● OBJECTIVE: Count the lines below that contain the word "Studia". Give only the number.

● GIVEN ENTRIES:
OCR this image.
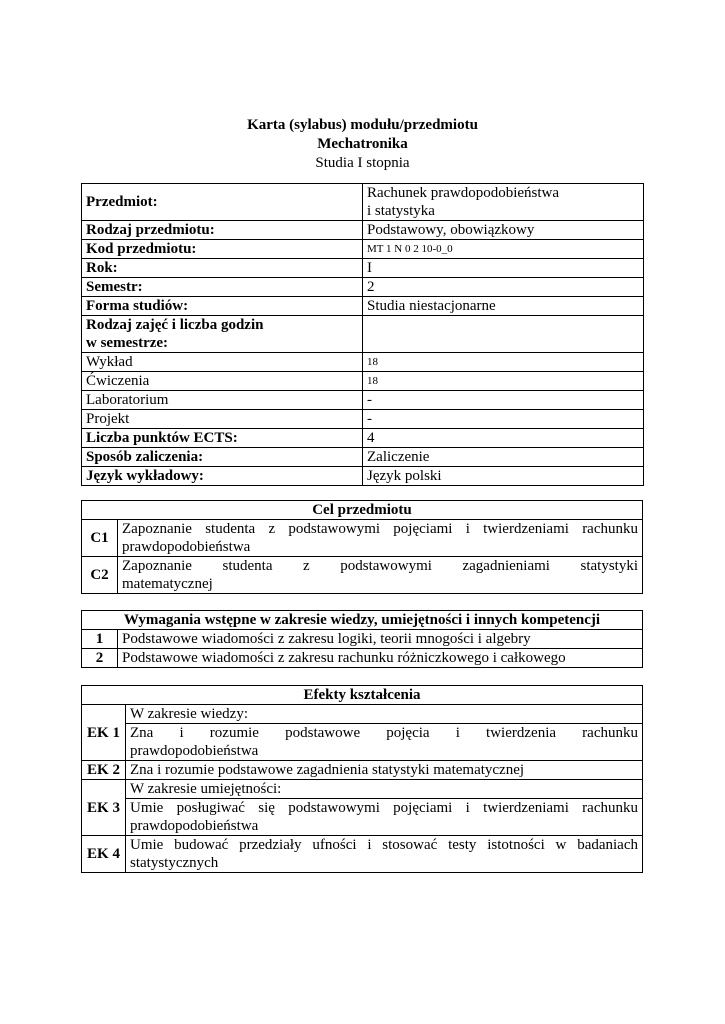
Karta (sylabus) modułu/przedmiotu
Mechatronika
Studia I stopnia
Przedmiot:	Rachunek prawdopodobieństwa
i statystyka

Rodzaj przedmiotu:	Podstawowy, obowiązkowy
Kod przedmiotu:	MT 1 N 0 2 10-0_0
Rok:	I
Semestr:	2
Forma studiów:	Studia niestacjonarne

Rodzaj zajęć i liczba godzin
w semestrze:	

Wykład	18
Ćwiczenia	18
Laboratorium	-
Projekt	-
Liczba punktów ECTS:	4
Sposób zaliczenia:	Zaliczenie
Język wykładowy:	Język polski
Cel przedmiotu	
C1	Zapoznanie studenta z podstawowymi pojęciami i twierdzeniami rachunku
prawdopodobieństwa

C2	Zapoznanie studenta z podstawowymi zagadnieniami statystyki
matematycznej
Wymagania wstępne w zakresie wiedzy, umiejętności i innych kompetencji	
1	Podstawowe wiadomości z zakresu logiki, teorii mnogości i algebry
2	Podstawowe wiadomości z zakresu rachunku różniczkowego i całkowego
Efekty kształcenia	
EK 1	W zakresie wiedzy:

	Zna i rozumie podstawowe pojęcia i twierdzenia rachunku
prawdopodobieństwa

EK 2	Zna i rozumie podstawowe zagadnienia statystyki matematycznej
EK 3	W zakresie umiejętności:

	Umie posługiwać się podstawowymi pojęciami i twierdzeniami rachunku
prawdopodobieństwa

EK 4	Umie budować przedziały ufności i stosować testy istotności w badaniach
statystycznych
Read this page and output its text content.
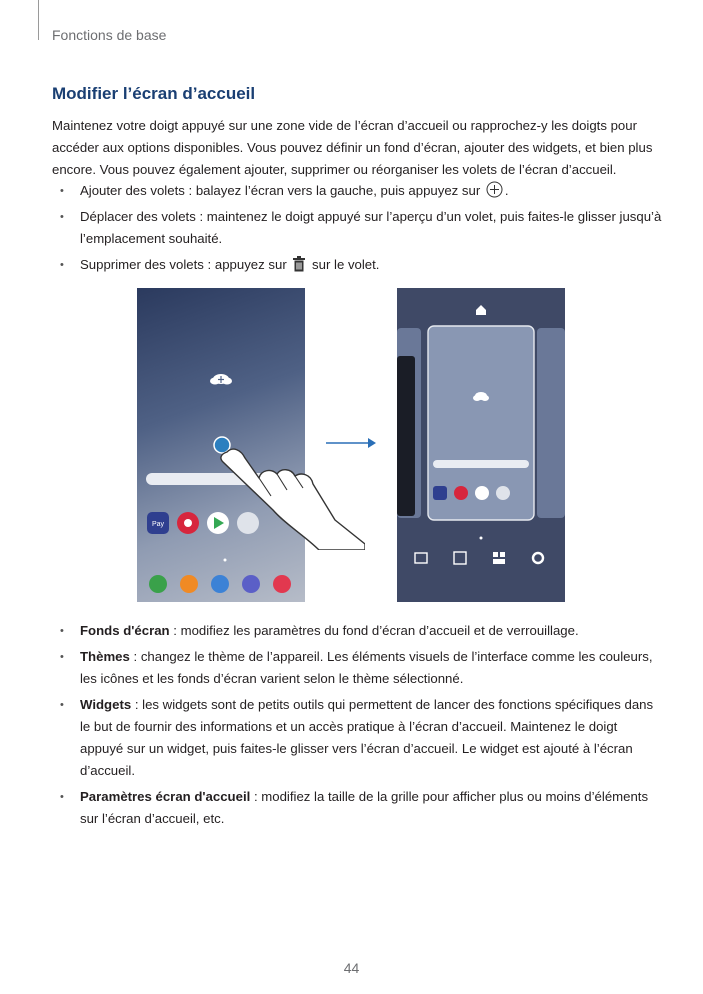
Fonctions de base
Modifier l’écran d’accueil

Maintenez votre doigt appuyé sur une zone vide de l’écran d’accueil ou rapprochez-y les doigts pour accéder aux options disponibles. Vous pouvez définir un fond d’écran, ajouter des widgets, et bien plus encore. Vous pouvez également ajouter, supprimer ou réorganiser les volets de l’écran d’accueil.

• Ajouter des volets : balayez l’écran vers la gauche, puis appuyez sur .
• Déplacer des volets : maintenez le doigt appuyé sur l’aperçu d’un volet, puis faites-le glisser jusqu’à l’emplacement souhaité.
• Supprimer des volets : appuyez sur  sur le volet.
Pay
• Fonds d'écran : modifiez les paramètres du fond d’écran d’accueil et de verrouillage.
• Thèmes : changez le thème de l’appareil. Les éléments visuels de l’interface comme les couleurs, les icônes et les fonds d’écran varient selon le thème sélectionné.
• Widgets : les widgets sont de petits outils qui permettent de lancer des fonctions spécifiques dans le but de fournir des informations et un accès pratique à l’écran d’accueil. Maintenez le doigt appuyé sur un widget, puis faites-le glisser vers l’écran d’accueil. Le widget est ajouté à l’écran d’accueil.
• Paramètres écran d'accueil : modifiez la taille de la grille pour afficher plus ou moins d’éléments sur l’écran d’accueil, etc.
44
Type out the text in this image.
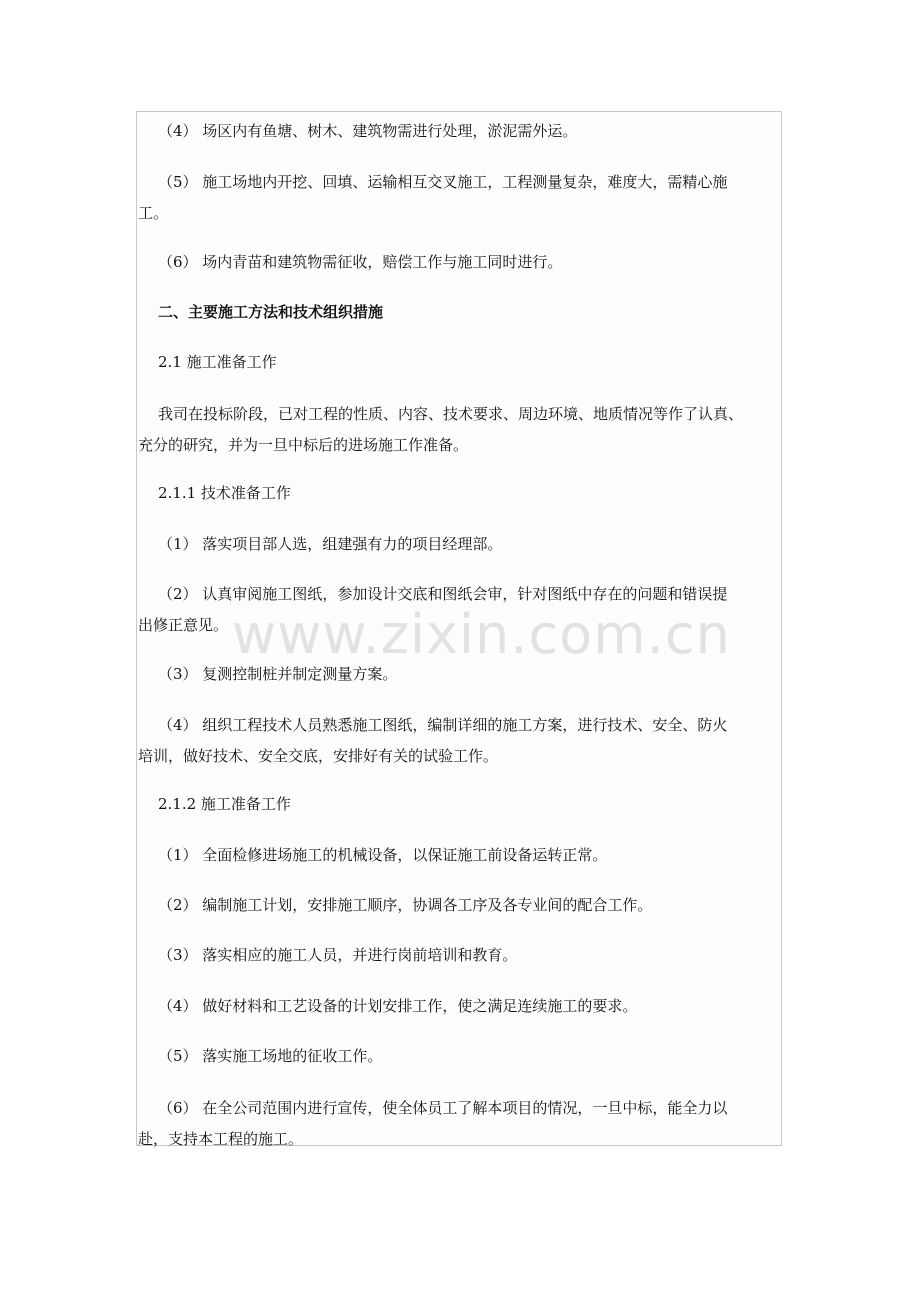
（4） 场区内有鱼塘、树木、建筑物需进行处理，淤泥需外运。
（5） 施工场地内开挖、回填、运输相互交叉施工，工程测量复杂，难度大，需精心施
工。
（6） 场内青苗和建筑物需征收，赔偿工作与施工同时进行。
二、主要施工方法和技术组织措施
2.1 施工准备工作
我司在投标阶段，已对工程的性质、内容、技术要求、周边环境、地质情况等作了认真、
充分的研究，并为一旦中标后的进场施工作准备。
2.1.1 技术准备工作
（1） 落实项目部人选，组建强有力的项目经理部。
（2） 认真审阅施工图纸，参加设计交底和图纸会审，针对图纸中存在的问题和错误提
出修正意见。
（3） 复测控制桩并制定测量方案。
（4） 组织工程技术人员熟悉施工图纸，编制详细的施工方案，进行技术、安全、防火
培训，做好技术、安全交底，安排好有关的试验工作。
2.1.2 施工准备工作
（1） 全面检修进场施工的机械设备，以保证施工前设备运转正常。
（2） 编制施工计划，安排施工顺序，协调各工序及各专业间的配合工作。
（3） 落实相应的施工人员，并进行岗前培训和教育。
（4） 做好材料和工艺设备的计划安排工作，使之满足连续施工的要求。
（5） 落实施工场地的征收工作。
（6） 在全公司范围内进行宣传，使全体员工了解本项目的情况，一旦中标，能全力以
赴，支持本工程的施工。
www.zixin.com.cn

● FULL ANSWER: 2